Items from a dataset
▽
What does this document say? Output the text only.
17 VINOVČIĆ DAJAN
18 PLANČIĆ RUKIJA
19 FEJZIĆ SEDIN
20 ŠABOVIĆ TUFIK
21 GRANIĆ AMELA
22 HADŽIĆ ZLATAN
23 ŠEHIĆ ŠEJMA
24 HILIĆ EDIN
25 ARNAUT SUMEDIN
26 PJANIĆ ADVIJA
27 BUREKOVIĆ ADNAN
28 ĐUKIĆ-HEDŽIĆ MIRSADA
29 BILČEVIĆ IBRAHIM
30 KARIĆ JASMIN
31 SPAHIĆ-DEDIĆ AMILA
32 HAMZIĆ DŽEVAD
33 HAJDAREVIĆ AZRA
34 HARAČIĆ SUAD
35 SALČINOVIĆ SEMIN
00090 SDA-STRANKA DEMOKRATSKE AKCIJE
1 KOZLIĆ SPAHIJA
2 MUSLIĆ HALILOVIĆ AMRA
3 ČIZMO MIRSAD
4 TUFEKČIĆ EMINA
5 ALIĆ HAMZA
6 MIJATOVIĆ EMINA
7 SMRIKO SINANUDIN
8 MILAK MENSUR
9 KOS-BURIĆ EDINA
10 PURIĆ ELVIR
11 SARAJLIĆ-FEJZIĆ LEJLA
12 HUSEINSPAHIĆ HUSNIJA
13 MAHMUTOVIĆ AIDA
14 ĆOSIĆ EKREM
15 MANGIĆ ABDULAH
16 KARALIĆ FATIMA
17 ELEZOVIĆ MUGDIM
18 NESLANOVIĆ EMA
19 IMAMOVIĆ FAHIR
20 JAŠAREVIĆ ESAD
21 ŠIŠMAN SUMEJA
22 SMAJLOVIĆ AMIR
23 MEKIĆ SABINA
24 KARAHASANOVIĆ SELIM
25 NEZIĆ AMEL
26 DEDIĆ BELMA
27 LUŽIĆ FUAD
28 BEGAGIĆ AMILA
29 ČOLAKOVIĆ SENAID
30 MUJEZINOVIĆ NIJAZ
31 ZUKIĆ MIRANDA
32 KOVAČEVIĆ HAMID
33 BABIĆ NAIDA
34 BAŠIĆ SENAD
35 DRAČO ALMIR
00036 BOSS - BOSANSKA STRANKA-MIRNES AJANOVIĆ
△
▽
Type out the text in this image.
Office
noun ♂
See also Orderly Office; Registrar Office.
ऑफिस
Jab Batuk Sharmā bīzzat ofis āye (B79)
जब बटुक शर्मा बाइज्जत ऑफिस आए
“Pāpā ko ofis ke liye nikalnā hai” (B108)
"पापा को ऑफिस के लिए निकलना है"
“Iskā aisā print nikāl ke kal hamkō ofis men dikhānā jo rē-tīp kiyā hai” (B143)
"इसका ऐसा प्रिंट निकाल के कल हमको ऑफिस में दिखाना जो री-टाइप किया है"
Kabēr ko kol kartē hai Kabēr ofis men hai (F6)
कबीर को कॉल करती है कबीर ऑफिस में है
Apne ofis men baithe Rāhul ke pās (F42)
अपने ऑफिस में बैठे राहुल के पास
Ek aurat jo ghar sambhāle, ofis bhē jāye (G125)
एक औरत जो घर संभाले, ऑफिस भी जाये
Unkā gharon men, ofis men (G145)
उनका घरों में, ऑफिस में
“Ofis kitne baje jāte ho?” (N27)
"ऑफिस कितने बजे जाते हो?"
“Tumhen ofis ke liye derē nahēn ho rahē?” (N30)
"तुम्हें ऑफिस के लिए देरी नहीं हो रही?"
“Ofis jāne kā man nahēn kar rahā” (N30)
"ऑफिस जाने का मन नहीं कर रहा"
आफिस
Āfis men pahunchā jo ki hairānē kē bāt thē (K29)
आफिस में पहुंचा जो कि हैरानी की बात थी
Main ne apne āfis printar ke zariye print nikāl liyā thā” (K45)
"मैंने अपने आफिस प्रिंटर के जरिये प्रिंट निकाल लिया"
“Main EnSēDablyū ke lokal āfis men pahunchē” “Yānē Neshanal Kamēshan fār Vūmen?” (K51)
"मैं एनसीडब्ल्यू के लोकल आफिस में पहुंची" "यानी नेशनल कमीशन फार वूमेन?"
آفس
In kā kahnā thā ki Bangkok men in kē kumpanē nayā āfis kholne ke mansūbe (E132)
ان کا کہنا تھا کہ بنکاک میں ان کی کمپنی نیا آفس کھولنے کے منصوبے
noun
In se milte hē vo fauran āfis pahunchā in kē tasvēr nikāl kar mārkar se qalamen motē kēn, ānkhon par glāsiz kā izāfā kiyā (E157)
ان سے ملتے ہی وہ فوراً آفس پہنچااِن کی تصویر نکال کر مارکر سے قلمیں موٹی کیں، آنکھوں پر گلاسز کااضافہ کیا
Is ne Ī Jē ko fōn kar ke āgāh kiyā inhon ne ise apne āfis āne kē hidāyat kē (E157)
△
▶ [EXERCISE OBJECTIVE]
Go through the listing above and pull out each line containing the word "kiyā".

▶ [ANSWER TO THIS EXERCISE]
“Iskā aisā print nikāl ke kal hamkō ofis men dikhānā jo rē-tīp kiyā hai” (B143)
In se milte hē vo fauran āfis pahunchā in kē tasvēr nikāl kar mārkar se qalamen motē kēn, ānkhon par glāsiz kā izāfā kiyā (E157)
Is ne Ī Jē ko fōn kar ke āgāh kiyā inhon ne ise apne āfis āne kē hidāyat kē (E157)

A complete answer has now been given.